• DESCRIPTION OF THE TASK:
Write out the listing lines exactly, from the line that contains "toc-entry-number: 3 [5,285,16,310]" down to the line that contains "toc-entry-number: 2 [5,243,16,269]", including both of those lines.

[start]

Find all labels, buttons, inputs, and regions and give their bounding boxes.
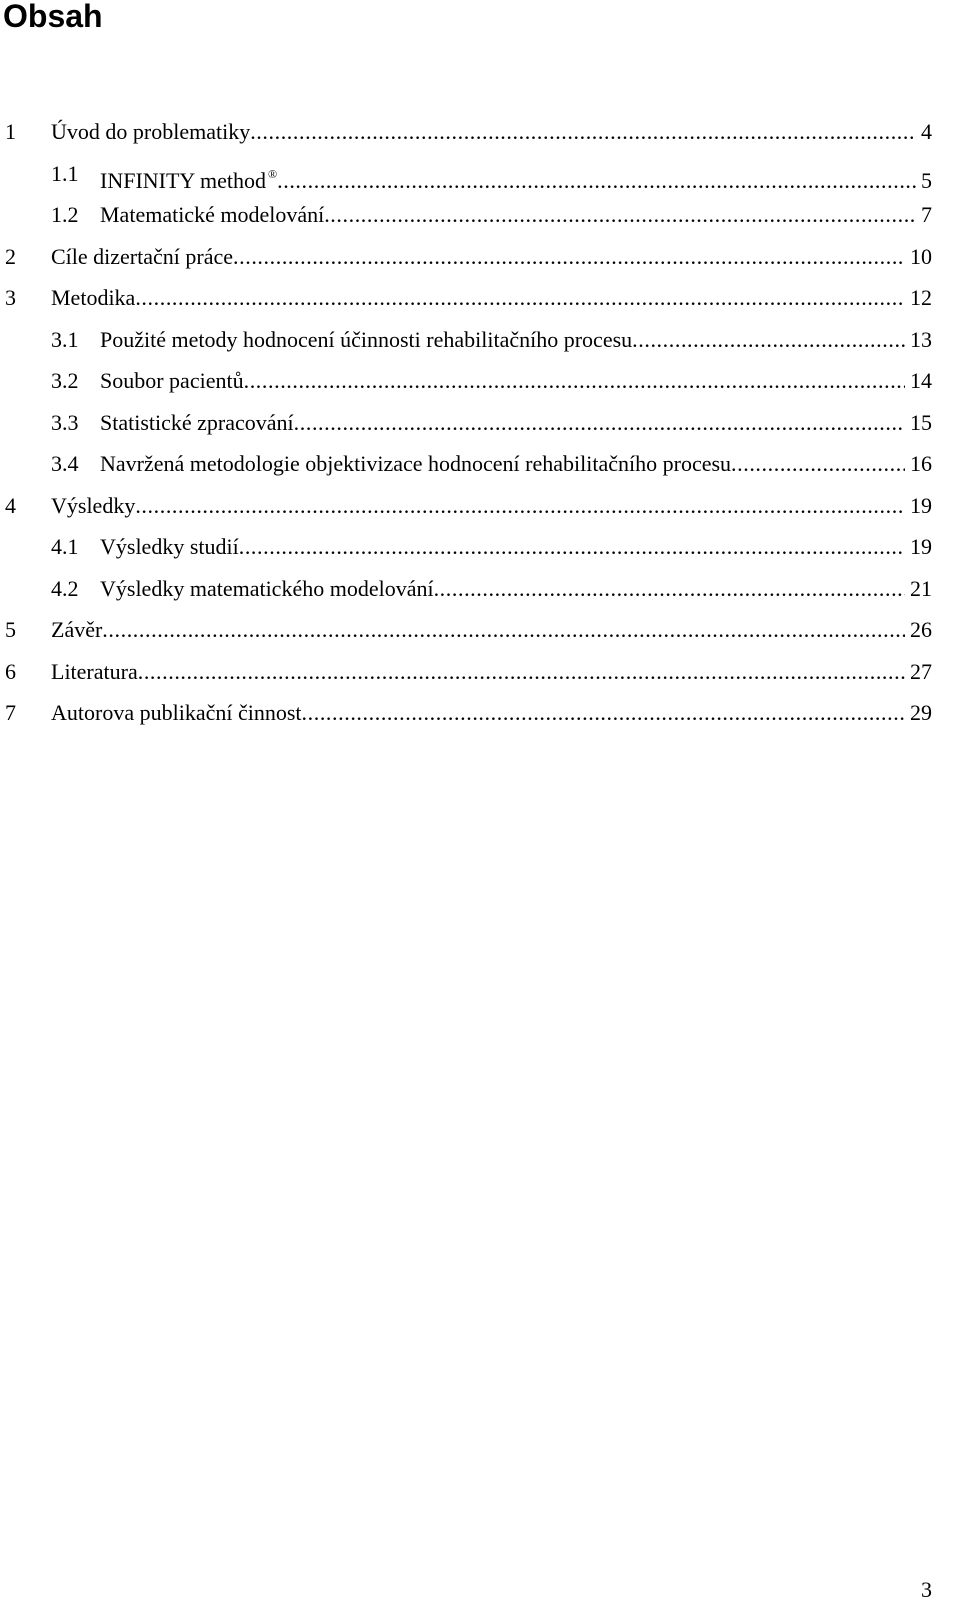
toc-entry-number: 3 [5,285,16,310]
toc-entry-page: 5 [921,167,932,193]
toc-entry-4-2[interactable] [0,571,960,613]
toc-entry-4[interactable] [0,488,960,530]
toc-entry-page: 14 [910,368,932,393]
toc-entry-3-2[interactable] [0,363,960,405]
toc-entry-number: 4 [5,492,16,518]
toc-entry-page: 19 [910,492,932,518]
toc-entry-title: Matematické modelování [100,202,325,227]
toc-entry-number: 2 [5,243,16,269]
toc-entry-3-3[interactable] [0,405,960,447]
toc-entry-number: 3.2 [51,368,79,393]
toc-entry-4-1[interactable] [0,529,960,571]
toc-entry-number: 4.2 [51,575,79,601]
toc-entry-page: 19 [910,534,932,559]
table-of-contents [0,114,960,737]
dot-leader [135,488,905,524]
toc-entry-page: 7 [921,202,932,227]
dot-leader [250,114,916,150]
dot-leader [135,280,905,316]
toc-entry-title: Metodika [51,285,136,310]
toc-entry-3-4[interactable] [0,446,960,488]
toc-entry-number: 5 [5,617,16,642]
dot-leader [138,654,905,690]
toc-entry-title: Cíle dizertační práce [51,243,234,269]
toc-entry-number: 7 [5,700,16,725]
toc-entry-number: 3.4 [51,451,79,476]
dot-leader [102,612,905,648]
toc-entry-page: 15 [910,409,932,435]
toc-entry-title: Literatura [51,658,138,684]
toc-entry-title: INFINITY method ® [100,166,278,193]
toc-entry-5[interactable] [0,612,960,654]
toc-entry-title: Navržená metodologie objektivizace hodnocení rehabilitačního procesu [100,451,732,476]
toc-entry-title: Závěr [51,617,103,642]
toc-entry-2[interactable] [0,239,960,281]
toc-entry-title: Autorova publikační činnost [51,700,302,725]
toc-entry-page: 13 [910,326,932,352]
dot-leader [277,163,916,199]
page-number: 3 [921,1577,932,1602]
toc-entry-page: 27 [910,658,932,684]
toc-entry-number: 1.1 [51,160,79,186]
toc-entry-title: Úvod do problematiky [51,119,251,144]
toc-entry-title: Statistické zpracování [100,409,294,435]
toc-entry-number: 1.2 [51,202,79,227]
toc-entry-7[interactable] [0,695,960,737]
dot-leader [324,197,916,233]
toc-entry-page: 29 [910,700,932,725]
toc-entry-1-1[interactable] [0,156,960,198]
toc-entry-title: Výsledky studií [100,534,239,559]
toc-entry-number: 6 [5,658,16,684]
toc-entry-number: 3.3 [51,409,79,435]
dot-leader [239,529,905,565]
dot-leader [302,695,905,731]
toc-entry-page: 4 [921,119,932,144]
toc-entry-1[interactable] [0,114,960,156]
toc-entry-3[interactable] [0,280,960,322]
toc-entry-title: Výsledky [51,492,136,518]
toc-entry-title: Použité metody hodnocení účinnosti rehabilitačního procesu [100,326,633,352]
toc-entry-6[interactable] [0,654,960,696]
dot-leader [731,446,905,482]
dot-leader [244,363,905,399]
page-title: Obsah [3,0,103,34]
registered-mark: ® [268,166,278,181]
toc-entry-page: 21 [910,575,932,601]
toc-entry-number: 3.1 [51,326,79,352]
toc-entry-3-1[interactable] [0,322,960,364]
toc-entry-title: Soubor pacientů [100,368,244,393]
dot-leader [294,405,905,441]
toc-entry-number: 1 [5,119,16,144]
dot-leader [233,239,905,275]
dot-leader [632,322,905,358]
toc-entry-page: 16 [910,451,932,476]
toc-entry-title: Výsledky matematického modelování [100,575,434,601]
toc-entry-1-2[interactable] [0,197,960,239]
toc-entry-number: 4.1 [51,534,79,559]
toc-entry-page: 10 [910,243,932,269]
toc-entry-page: 26 [910,617,932,642]
toc-entry-page: 12 [910,285,932,310]
dot-leader [434,571,905,607]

[end]

• THE OUTPUT:
toc-entry-number: 3 [5,285,16,310]
toc-entry-page: 5 [921,167,932,193]
toc-entry-4-2[interactable] [0,571,960,613]
toc-entry-4[interactable] [0,488,960,530]
toc-entry-page: 14 [910,368,932,393]
toc-entry-3-2[interactable] [0,363,960,405]
toc-entry-number: 4 [5,492,16,518]
toc-entry-page: 19 [910,492,932,518]
toc-entry-title: Matematické modelování [100,202,325,227]
toc-entry-number: 2 [5,243,16,269]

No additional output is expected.